Material>

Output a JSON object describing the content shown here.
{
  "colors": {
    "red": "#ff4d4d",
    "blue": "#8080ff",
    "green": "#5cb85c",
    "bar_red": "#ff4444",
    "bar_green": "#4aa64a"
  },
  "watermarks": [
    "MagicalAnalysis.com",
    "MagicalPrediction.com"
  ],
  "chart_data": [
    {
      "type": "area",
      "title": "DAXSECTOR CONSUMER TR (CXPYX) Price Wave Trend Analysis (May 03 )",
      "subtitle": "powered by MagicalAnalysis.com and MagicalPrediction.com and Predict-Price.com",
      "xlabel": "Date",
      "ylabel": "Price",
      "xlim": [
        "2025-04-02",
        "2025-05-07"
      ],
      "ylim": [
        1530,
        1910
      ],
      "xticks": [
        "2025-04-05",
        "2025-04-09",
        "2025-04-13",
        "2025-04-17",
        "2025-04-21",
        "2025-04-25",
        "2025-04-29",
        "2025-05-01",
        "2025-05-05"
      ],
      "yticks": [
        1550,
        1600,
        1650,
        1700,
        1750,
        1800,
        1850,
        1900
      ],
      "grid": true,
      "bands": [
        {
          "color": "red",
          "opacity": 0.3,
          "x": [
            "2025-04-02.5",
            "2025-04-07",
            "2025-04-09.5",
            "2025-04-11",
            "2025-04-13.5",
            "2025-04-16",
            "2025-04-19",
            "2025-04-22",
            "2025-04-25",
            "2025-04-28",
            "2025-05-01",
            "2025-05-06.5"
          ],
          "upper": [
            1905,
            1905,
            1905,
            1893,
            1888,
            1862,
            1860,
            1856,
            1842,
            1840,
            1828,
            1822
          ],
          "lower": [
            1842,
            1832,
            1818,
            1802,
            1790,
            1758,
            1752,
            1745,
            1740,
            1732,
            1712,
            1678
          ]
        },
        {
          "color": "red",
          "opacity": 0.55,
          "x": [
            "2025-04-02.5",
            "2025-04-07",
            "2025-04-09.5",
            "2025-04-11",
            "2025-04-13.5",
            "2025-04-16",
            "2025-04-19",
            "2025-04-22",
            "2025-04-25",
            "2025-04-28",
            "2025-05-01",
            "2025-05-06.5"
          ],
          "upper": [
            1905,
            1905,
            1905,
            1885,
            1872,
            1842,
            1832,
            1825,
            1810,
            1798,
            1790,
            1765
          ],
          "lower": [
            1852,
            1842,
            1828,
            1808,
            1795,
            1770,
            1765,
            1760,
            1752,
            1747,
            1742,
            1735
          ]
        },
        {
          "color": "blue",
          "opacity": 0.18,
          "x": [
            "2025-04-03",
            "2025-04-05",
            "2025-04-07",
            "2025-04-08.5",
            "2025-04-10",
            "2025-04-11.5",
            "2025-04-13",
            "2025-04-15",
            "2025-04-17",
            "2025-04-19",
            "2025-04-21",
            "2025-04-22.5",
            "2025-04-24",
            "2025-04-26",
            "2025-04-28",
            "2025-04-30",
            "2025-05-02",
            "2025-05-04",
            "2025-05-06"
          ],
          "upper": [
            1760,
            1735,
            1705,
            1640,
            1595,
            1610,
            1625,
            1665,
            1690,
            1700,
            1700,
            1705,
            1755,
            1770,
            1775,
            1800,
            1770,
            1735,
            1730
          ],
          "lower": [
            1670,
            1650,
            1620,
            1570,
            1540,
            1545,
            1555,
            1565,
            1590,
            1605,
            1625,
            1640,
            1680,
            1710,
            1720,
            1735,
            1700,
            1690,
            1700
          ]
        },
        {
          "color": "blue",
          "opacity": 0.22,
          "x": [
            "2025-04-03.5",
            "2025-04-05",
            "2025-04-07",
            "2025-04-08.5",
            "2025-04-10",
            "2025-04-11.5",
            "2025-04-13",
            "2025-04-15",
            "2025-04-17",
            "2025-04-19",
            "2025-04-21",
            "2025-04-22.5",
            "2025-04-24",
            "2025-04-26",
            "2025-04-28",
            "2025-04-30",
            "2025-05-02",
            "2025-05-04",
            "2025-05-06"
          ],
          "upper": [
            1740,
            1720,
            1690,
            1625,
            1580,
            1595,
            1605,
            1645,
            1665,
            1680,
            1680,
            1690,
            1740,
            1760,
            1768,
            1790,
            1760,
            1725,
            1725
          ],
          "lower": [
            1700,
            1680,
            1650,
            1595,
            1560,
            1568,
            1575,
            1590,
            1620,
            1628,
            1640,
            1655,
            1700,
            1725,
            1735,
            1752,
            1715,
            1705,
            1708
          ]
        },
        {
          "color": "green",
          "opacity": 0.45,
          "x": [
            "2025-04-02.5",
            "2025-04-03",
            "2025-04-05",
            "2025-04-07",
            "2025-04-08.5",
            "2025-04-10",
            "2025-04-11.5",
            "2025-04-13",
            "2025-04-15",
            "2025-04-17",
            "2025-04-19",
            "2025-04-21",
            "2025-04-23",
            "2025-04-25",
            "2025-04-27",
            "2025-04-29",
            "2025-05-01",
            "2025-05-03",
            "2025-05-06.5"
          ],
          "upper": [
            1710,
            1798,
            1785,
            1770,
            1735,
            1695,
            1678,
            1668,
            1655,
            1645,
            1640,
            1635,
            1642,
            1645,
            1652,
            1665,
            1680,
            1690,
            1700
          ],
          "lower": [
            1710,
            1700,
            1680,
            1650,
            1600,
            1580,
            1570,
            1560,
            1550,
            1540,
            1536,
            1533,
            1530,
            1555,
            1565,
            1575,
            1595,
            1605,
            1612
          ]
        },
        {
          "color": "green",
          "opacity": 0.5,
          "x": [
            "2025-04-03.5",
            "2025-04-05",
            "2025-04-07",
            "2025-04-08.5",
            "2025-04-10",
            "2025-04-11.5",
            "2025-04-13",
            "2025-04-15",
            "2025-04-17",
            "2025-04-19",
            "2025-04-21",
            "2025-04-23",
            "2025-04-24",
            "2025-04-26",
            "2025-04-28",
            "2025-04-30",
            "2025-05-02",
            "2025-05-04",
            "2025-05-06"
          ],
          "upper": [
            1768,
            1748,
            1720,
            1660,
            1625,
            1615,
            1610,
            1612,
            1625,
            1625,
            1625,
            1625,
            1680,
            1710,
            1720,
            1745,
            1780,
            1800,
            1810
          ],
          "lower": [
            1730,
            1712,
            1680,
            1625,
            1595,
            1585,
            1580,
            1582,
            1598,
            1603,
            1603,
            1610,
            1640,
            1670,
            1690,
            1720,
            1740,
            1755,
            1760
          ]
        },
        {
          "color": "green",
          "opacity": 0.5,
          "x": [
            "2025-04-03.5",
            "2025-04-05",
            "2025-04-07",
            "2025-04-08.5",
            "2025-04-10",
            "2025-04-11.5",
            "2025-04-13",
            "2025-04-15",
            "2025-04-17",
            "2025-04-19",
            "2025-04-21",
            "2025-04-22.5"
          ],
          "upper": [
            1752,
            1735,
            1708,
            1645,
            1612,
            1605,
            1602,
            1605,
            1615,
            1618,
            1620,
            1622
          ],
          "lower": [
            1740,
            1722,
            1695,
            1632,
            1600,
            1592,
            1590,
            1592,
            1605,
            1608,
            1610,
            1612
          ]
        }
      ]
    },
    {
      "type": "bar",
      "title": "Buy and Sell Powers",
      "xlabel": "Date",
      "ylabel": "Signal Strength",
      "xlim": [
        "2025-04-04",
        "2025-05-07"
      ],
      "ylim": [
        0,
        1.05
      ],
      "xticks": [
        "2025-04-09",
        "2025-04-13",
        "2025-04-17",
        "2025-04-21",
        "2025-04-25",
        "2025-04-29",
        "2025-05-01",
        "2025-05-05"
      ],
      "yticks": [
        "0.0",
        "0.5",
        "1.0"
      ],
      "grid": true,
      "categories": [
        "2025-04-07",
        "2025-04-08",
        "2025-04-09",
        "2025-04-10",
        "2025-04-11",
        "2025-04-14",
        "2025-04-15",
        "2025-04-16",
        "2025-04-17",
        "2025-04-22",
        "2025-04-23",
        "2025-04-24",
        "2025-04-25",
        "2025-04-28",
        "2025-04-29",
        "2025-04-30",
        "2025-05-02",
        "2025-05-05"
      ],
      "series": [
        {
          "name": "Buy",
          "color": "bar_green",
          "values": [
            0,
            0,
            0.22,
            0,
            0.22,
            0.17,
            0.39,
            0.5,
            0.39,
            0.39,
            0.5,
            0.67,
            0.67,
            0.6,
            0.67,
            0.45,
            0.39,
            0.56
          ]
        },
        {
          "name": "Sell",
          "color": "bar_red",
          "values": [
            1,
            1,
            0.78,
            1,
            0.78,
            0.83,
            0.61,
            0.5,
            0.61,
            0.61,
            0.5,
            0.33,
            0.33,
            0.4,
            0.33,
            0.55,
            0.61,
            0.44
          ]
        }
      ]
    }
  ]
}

Task objective> Pull out all lines containing the word "ylabel" from the entries above.

Answer to this exercise>
      "ylabel": "Price",
      "ylabel": "Signal Strength",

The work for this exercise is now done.